• _Provided records_
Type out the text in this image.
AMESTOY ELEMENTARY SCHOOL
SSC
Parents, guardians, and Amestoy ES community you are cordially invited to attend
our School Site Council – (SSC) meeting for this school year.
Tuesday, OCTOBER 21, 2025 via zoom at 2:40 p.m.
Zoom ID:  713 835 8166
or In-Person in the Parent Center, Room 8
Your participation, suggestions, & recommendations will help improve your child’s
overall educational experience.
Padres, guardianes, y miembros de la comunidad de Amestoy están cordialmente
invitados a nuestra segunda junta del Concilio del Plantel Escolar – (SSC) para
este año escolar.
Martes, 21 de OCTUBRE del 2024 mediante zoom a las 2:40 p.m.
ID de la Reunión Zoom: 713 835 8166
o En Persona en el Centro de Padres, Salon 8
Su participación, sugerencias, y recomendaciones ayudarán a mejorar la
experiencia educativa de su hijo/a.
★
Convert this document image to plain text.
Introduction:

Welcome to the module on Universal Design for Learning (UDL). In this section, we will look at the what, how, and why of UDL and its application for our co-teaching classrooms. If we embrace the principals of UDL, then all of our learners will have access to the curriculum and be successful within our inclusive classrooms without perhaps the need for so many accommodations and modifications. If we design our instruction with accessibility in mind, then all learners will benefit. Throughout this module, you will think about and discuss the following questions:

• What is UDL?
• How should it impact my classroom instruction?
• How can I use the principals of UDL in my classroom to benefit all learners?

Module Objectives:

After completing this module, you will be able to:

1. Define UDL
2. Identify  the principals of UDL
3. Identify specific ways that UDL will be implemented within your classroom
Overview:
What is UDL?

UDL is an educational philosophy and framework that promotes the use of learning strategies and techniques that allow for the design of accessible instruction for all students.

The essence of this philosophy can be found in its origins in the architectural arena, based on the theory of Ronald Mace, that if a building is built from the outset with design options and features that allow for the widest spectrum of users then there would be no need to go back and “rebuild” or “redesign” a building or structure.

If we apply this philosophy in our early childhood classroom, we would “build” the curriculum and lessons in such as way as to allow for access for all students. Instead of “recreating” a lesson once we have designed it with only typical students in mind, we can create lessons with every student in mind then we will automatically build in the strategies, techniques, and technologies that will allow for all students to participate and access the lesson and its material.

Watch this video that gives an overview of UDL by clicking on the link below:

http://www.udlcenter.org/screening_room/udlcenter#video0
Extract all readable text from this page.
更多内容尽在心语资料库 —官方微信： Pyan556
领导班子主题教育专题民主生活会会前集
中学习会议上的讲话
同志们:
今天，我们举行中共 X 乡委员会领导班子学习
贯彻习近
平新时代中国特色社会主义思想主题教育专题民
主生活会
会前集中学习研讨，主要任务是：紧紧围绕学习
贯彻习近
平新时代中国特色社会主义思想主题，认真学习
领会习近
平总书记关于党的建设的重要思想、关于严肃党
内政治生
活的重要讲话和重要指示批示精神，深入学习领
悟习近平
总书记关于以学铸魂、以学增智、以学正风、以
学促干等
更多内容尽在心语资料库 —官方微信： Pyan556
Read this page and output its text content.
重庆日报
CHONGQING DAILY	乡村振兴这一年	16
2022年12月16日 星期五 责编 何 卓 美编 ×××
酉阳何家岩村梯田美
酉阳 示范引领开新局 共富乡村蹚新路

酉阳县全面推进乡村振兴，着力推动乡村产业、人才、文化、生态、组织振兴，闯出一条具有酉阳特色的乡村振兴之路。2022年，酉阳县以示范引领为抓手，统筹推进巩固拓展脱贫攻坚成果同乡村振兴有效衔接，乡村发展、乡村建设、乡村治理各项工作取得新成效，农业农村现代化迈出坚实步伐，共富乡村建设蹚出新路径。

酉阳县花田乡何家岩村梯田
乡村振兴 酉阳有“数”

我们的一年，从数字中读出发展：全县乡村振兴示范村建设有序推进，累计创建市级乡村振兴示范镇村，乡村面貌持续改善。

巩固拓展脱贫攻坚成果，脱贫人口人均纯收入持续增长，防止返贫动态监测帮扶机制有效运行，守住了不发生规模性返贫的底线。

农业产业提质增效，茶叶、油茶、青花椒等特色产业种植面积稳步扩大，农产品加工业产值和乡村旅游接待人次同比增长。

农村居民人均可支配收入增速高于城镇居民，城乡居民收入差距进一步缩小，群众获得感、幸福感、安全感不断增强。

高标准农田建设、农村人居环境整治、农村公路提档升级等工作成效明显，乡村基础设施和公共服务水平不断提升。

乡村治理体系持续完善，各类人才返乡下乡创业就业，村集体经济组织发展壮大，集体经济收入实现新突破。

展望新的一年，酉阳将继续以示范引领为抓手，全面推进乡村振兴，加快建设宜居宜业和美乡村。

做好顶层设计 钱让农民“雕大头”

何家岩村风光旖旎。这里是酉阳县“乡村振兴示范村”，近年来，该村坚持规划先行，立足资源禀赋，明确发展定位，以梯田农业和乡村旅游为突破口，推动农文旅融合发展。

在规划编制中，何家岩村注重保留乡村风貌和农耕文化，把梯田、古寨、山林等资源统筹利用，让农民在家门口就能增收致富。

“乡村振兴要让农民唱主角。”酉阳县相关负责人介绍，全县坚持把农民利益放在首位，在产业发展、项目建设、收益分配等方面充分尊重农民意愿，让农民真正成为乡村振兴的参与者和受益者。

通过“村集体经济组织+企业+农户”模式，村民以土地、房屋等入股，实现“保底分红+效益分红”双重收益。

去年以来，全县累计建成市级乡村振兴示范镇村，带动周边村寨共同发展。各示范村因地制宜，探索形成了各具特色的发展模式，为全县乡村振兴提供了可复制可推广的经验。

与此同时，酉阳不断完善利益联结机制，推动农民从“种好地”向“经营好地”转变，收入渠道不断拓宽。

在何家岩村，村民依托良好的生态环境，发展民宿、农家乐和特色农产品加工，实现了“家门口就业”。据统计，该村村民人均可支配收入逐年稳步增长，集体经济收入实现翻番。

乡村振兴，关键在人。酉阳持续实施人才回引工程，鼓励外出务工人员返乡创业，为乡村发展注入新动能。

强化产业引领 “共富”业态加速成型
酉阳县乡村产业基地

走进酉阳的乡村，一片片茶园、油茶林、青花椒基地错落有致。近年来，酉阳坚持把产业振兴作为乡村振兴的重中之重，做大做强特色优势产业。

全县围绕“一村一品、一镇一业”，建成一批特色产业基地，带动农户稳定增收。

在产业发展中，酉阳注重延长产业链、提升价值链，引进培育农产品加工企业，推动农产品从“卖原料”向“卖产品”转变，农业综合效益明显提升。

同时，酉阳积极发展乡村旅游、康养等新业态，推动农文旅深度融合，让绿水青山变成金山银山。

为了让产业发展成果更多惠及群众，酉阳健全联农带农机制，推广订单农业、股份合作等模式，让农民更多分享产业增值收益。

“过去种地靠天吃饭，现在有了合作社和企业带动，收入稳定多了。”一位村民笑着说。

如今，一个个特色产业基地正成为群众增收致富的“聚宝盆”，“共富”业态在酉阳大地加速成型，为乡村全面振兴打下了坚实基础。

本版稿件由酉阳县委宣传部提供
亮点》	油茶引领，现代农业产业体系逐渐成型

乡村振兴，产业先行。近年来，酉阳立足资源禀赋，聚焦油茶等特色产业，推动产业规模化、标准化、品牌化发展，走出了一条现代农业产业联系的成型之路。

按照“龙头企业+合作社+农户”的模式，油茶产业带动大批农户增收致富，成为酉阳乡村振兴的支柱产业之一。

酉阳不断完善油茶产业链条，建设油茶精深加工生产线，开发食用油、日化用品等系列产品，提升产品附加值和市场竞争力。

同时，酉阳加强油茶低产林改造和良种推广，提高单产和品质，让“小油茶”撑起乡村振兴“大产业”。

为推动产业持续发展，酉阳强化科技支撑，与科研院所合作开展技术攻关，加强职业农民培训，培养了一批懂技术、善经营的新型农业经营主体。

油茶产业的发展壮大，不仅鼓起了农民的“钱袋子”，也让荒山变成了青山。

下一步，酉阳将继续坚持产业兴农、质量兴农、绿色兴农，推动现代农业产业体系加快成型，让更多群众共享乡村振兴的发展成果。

• _Exercise task_
Show, from the material above, each line that includes the string "text".

• _Result below_
Type out the text in this image.
Convert this document image to plain text.
Extract all readable text from this page.
Read this page and output its text content.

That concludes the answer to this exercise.